BEGIN DATASET CONTENT
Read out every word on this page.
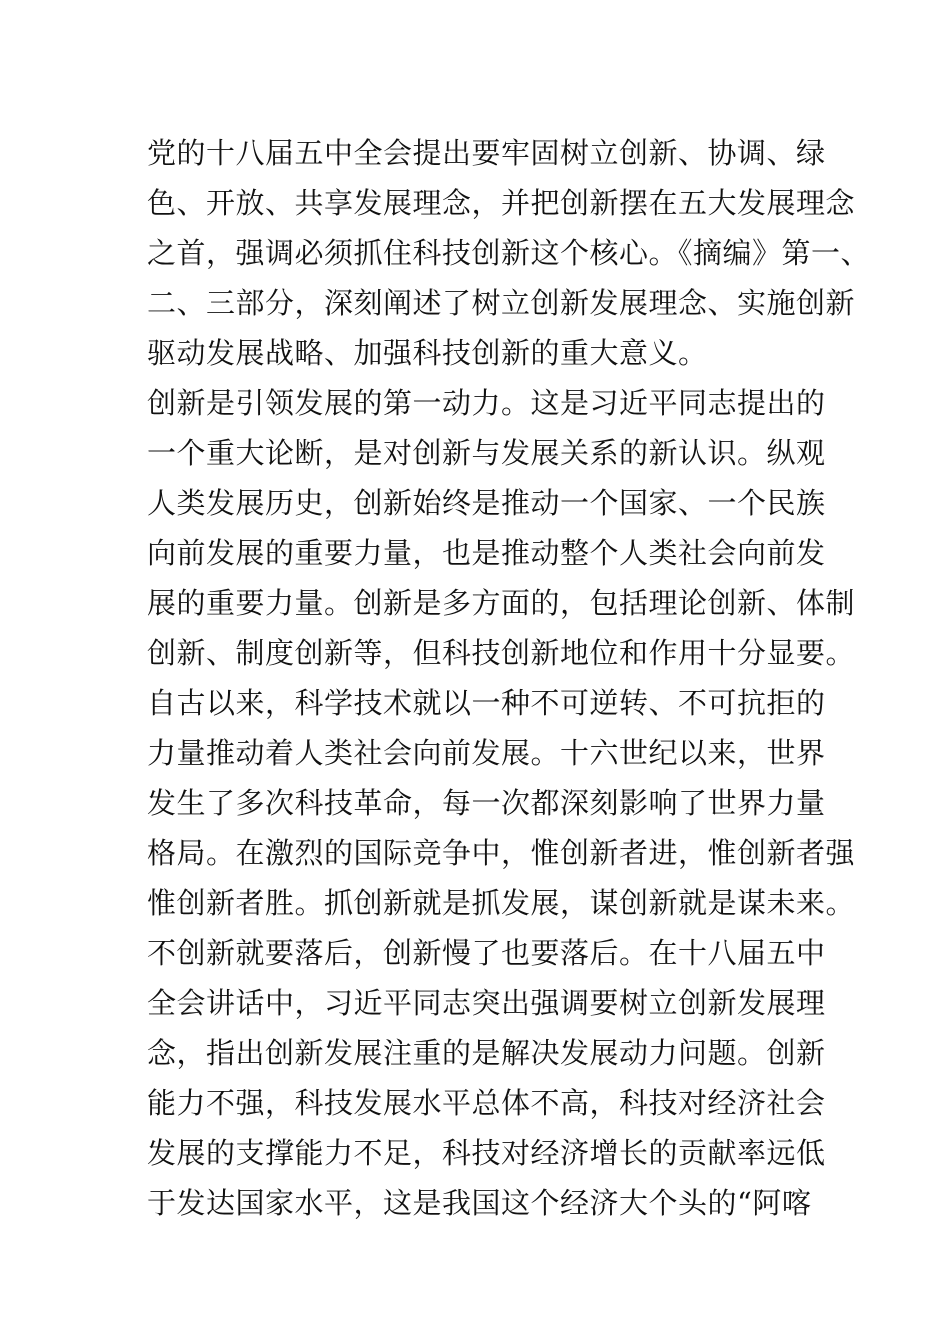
党的十八届五中全会提出要牢固树立创新、协调、绿
色、开放、共享发展理念，并把创新摆在五大发展理念
之首，强调必须抓住科技创新这个核心。《摘编》第一、
二、三部分，深刻阐述了树立创新发展理念、实施创新
驱动发展战略、加强科技创新的重大意义。
创新是引领发展的第一动力。这是习近平同志提出的
一个重大论断，是对创新与发展关系的新认识。纵观
人类发展历史，创新始终是推动一个国家、一个民族
向前发展的重要力量，也是推动整个人类社会向前发
展的重要力量。创新是多方面的，包括理论创新、体制
创新、制度创新等，但科技创新地位和作用十分显要。
自古以来，科学技术就以一种不可逆转、不可抗拒的
力量推动着人类社会向前发展。十六世纪以来，世界
发生了多次科技革命，每一次都深刻影响了世界力量
格局。在激烈的国际竞争中，惟创新者进，惟创新者强
惟创新者胜。抓创新就是抓发展，谋创新就是谋未来。
不创新就要落后，创新慢了也要落后。在十八届五中
全会讲话中，习近平同志突出强调要树立创新发展理
念，指出创新发展注重的是解决发展动力问题。创新
能力不强，科技发展水平总体不高，科技对经济社会
发展的支撑能力不足，科技对经济增长的贡献率远低
于发达国家水平，这是我国这个经济大个头的“阿喀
END DATASET CONTENT
> [JOB]:
Your copy should hold every record word for word and none of the pictures.

> [EXERCISE RESULT]:
Read out every word on this page.
党的十八届五中全会提出要牢固树立创新、协调、绿
色、开放、共享发展理念，并把创新摆在五大发展理念
之首，强调必须抓住科技创新这个核心。《摘编》第一、
二、三部分，深刻阐述了树立创新发展理念、实施创新
驱动发展战略、加强科技创新的重大意义。
创新是引领发展的第一动力。这是习近平同志提出的
一个重大论断，是对创新与发展关系的新认识。纵观
人类发展历史，创新始终是推动一个国家、一个民族
向前发展的重要力量，也是推动整个人类社会向前发
展的重要力量。创新是多方面的，包括理论创新、体制
创新、制度创新等，但科技创新地位和作用十分显要。
自古以来，科学技术就以一种不可逆转、不可抗拒的
力量推动着人类社会向前发展。十六世纪以来，世界
发生了多次科技革命，每一次都深刻影响了世界力量
格局。在激烈的国际竞争中，惟创新者进，惟创新者强
惟创新者胜。抓创新就是抓发展，谋创新就是谋未来。
不创新就要落后，创新慢了也要落后。在十八届五中
全会讲话中，习近平同志突出强调要树立创新发展理
念，指出创新发展注重的是解决发展动力问题。创新
能力不强，科技发展水平总体不高，科技对经济社会
发展的支撑能力不足，科技对经济增长的贡献率远低
于发达国家水平，这是我国这个经济大个头的“阿喀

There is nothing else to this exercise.